-- Start of Material for the task --

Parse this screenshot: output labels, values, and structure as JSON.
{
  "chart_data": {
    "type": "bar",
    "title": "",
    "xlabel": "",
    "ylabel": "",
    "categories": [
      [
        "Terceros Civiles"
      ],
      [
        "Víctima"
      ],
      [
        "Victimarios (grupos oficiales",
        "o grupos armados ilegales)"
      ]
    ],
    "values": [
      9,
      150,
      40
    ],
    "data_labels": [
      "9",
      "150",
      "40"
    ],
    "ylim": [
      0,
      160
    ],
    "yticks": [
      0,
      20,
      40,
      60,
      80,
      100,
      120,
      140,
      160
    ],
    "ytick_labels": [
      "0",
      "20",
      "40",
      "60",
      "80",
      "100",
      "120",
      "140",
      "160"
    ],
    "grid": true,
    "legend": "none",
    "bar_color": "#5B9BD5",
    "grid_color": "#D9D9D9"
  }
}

-- End of Material for the task --
-- Start of Material for the task --

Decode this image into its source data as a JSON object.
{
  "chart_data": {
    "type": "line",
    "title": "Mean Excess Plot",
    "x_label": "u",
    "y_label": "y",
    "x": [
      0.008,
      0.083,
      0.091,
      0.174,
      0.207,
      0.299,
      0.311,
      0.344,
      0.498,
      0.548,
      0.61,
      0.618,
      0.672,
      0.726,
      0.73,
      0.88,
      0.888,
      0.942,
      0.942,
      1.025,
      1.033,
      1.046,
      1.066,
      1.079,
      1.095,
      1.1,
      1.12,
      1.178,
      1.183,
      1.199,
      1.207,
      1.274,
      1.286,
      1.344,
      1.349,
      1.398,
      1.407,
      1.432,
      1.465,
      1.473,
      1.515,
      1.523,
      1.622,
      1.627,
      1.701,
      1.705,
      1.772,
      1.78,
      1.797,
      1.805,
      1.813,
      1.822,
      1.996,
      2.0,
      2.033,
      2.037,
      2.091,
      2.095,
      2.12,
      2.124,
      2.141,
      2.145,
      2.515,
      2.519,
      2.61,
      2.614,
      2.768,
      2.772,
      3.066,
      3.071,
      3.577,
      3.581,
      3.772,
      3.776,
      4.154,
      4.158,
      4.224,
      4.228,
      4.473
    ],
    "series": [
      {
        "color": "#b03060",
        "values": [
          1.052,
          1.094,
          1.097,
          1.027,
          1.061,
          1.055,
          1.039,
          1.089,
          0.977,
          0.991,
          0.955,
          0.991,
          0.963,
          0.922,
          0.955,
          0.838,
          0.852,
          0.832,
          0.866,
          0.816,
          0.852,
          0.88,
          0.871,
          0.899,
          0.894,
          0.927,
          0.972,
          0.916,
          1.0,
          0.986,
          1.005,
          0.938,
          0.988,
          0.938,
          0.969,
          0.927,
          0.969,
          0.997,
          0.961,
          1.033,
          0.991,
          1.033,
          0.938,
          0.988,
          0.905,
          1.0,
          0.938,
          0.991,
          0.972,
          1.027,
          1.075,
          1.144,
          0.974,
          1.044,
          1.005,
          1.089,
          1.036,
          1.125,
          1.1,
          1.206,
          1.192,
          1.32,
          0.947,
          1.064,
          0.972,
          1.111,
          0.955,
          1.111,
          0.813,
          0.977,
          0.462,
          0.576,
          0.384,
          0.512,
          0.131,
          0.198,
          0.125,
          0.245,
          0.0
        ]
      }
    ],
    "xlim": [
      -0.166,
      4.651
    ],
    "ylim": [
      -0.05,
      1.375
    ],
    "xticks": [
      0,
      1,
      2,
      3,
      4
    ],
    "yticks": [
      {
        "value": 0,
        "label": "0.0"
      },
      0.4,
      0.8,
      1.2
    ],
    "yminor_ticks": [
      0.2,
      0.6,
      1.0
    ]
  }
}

-- End of Material for the task --

> [Exercise details]: Look through the entries above and report the number of lines that contain "JSON". Write only the number.

> [Task output]: 2